Present every line in which the string "title" appears.

──────── Information provided

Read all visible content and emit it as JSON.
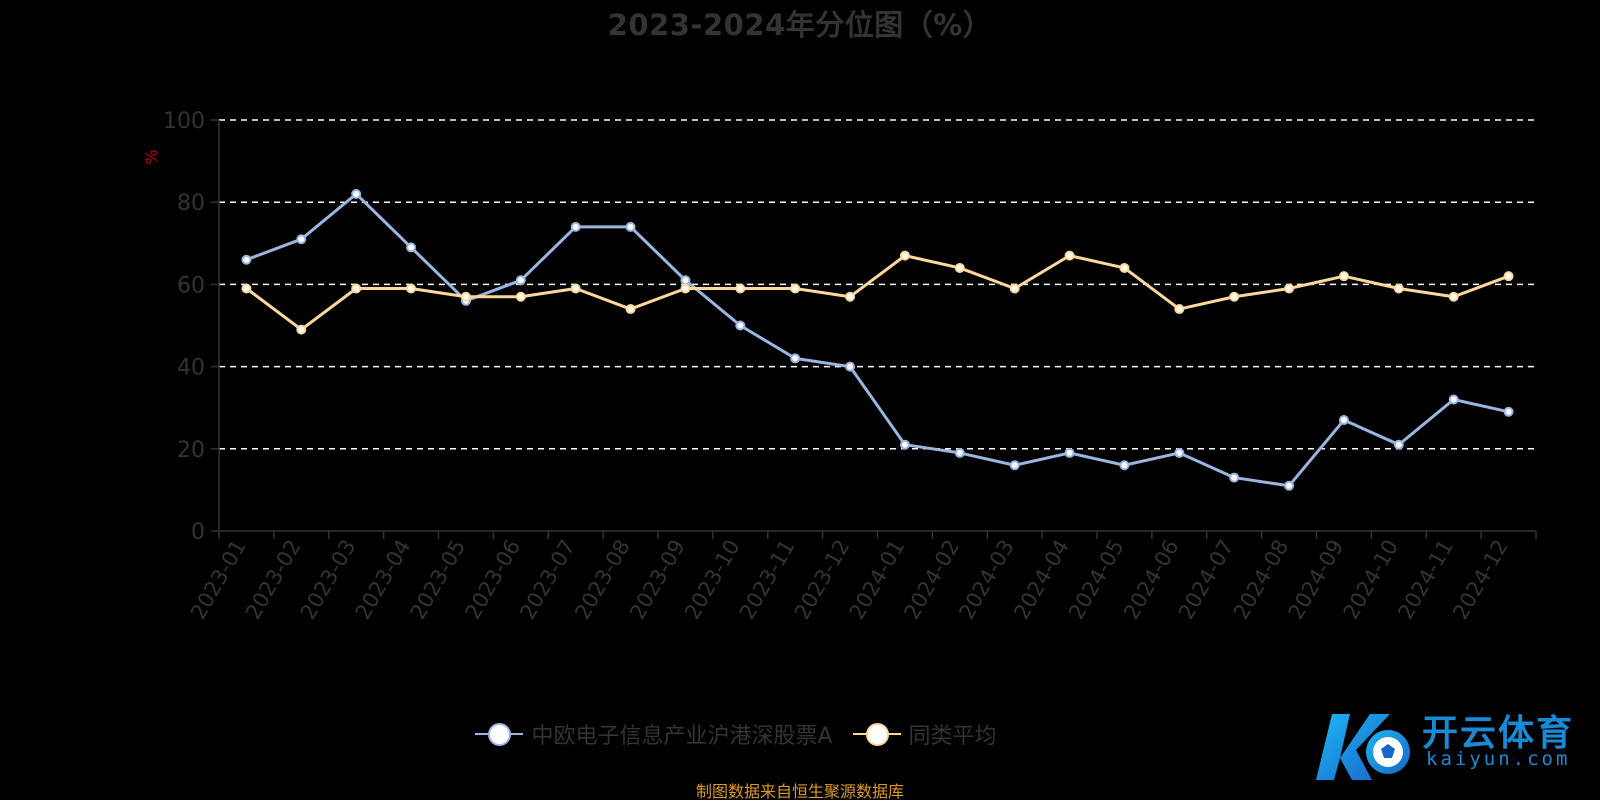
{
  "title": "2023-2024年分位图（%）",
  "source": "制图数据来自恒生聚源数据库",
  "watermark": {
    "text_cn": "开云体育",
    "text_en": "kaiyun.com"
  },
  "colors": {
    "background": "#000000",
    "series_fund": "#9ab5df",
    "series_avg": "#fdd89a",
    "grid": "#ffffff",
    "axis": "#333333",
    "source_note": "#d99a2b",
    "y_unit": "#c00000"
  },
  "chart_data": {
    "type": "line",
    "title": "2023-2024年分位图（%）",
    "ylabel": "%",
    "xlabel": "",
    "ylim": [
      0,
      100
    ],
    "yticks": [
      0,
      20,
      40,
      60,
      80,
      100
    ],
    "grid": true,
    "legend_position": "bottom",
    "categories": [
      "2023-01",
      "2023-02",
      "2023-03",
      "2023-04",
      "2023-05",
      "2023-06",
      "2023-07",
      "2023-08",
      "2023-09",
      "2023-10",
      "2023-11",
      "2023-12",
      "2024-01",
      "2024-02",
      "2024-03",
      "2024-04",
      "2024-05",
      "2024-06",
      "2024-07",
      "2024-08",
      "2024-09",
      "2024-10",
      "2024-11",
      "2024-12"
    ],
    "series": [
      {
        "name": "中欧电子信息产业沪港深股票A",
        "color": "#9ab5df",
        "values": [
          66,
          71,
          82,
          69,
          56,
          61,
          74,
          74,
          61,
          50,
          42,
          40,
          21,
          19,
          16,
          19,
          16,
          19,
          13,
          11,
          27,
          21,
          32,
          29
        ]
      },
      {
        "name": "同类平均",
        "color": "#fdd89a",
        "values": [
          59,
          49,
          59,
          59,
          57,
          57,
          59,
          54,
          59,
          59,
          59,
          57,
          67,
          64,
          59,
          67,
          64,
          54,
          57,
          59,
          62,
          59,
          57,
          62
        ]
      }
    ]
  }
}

────────────────
──────── Information provided

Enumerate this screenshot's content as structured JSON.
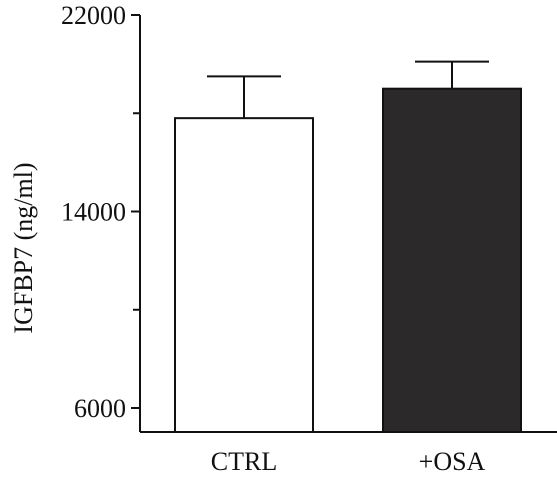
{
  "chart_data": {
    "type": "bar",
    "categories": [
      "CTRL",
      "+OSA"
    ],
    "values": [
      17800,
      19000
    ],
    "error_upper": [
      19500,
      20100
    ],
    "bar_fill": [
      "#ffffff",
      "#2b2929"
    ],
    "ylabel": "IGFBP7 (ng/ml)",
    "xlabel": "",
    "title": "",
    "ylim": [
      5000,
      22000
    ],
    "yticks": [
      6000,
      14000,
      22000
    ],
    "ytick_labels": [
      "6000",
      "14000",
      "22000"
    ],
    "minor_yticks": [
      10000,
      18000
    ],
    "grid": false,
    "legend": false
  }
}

────────────────

- Finished answer:
  "title": "2023-2024年分位图（%）",
    "title": "2023-2024年分位图（%）",
    "title": "",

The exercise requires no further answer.